### Goal
Select every line containing the word "Karte" from the material, and copy those lines.

#####

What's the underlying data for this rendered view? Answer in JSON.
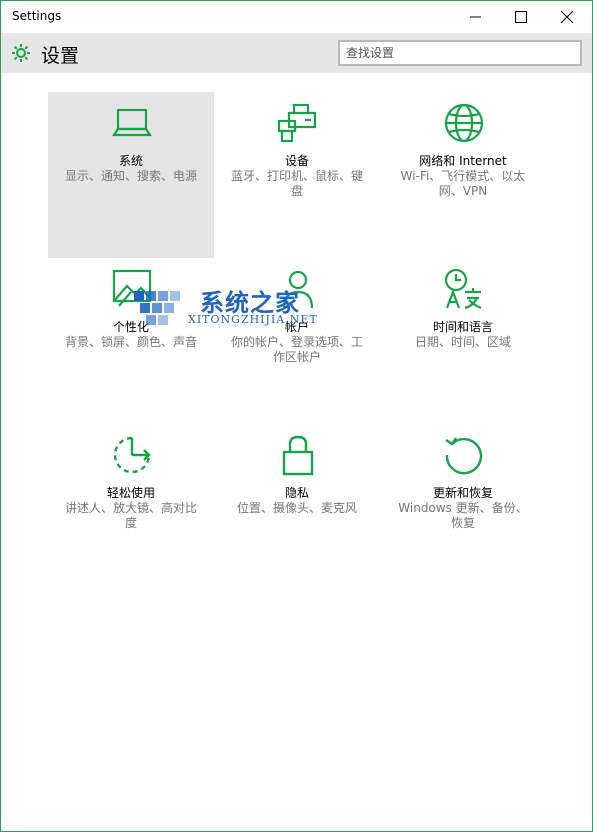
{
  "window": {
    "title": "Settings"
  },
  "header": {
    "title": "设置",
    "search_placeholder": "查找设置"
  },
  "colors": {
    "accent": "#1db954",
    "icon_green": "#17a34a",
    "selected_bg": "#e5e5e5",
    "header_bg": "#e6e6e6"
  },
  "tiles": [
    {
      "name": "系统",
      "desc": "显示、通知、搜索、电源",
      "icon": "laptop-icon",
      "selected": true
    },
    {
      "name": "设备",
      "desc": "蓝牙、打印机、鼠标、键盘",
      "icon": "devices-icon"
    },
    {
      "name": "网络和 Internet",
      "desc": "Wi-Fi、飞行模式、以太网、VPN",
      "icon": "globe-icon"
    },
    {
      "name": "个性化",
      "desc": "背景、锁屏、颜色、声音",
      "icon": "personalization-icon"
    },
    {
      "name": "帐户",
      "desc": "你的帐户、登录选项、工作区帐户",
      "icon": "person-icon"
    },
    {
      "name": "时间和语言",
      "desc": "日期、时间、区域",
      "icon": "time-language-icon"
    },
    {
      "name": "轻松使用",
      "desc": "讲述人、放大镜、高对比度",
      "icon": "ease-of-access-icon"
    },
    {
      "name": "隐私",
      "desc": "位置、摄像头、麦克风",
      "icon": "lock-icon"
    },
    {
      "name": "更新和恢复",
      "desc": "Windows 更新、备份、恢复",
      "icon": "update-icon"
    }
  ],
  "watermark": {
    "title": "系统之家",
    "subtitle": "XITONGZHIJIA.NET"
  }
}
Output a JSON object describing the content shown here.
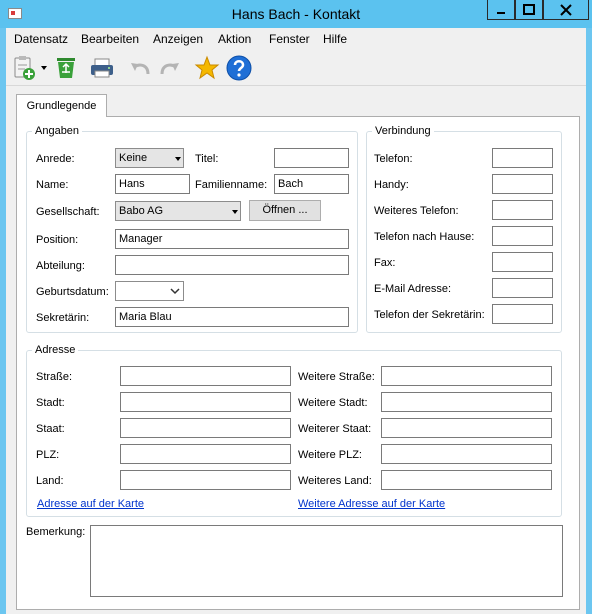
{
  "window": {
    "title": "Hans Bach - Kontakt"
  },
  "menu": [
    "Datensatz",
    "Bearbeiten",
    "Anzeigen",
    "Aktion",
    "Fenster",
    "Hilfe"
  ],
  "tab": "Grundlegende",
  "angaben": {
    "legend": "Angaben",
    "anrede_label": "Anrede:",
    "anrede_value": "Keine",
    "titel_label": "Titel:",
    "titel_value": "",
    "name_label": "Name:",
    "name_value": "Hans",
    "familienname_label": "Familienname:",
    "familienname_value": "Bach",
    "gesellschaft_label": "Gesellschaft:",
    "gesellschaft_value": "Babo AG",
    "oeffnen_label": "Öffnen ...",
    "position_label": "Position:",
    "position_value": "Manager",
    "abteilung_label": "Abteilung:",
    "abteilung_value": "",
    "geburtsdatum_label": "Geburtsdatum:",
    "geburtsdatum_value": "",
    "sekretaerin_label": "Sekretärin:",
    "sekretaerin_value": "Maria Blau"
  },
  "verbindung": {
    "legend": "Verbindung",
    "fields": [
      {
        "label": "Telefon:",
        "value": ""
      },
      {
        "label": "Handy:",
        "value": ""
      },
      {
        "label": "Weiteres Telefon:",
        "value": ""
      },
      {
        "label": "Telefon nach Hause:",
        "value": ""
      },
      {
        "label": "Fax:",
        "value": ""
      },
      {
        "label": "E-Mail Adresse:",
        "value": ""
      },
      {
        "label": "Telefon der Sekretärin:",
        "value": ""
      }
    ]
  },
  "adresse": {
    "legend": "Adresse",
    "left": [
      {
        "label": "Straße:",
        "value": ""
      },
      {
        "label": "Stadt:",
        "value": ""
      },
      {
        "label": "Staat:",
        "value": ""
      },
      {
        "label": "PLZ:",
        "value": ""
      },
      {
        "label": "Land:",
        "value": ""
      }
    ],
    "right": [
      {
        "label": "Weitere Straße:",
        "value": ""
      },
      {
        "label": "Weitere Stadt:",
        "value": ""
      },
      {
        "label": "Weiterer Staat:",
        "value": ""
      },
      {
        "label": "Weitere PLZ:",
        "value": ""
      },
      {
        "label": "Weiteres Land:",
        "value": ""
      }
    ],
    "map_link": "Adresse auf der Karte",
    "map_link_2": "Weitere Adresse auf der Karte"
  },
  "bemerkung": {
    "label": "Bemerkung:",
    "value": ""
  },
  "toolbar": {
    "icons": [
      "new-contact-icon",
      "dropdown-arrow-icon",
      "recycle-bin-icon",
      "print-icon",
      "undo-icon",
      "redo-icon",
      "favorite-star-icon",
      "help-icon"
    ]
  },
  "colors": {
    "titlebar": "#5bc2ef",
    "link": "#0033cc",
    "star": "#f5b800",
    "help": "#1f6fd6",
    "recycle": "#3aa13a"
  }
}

#####

### Exercise answer
    "map_link": "Adresse auf der Karte",
    "map_link_2": "Weitere Adresse auf der Karte"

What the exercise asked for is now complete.